# [Data to use]
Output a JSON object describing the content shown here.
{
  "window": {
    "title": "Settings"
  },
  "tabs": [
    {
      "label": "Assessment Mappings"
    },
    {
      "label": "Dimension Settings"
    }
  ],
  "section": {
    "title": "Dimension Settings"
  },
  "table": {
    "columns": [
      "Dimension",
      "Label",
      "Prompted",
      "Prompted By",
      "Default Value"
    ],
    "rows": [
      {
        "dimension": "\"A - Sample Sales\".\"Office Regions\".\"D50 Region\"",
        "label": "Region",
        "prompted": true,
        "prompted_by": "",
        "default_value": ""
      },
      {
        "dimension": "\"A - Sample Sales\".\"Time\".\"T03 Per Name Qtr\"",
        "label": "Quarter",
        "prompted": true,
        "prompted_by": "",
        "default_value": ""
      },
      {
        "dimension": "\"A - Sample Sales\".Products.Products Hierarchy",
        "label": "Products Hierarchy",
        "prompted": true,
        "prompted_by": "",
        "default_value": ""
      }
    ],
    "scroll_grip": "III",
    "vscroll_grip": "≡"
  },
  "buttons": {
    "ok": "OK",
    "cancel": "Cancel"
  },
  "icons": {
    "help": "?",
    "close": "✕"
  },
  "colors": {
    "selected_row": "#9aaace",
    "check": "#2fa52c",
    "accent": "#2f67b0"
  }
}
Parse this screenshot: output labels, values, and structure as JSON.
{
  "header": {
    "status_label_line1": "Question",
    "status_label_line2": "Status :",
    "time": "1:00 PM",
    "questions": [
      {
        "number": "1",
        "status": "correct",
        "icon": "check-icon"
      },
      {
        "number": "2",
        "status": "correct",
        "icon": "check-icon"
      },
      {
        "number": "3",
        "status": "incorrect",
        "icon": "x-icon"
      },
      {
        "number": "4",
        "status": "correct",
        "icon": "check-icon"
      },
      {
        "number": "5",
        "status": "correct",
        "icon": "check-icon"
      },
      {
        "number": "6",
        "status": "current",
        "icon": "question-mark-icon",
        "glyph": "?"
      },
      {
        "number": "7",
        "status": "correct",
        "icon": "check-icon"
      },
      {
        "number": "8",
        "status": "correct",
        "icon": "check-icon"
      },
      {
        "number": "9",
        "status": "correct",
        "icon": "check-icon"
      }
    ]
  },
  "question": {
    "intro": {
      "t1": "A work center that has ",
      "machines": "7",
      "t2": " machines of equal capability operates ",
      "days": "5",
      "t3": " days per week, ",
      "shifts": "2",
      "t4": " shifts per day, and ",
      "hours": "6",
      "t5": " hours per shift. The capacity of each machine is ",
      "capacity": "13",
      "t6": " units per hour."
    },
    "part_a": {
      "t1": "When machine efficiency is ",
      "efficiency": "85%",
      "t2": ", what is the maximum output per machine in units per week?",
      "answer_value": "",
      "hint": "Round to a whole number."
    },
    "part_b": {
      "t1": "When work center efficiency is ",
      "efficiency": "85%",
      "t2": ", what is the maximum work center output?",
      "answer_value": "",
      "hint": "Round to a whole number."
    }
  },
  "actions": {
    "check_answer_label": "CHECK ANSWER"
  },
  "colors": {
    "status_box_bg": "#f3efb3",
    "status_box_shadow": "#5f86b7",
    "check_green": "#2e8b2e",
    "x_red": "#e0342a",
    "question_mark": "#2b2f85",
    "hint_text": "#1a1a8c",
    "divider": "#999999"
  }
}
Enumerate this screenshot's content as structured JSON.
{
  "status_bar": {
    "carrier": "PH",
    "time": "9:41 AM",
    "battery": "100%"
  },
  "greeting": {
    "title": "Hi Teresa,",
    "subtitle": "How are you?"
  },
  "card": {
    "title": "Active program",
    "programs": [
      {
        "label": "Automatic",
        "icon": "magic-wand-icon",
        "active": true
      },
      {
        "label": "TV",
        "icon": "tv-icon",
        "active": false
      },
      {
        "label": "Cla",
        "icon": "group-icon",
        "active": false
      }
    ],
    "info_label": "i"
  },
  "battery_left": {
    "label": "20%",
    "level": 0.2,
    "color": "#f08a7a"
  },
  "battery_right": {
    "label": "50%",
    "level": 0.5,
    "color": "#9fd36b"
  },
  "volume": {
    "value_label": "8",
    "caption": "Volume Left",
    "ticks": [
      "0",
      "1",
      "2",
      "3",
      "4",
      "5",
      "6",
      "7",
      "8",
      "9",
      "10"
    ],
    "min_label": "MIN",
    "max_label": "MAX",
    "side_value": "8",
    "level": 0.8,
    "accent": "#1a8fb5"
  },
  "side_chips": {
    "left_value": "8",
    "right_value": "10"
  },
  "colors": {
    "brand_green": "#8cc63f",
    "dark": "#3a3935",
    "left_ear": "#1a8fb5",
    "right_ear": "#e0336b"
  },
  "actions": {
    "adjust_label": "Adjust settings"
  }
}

# [Task objective]
Pull out all lines containing the word "Region" from the entries above.

# [The response]
        "dimension": "\"A - Sample Sales\".\"Office Regions\".\"D50 Region\"",
        "label": "Region",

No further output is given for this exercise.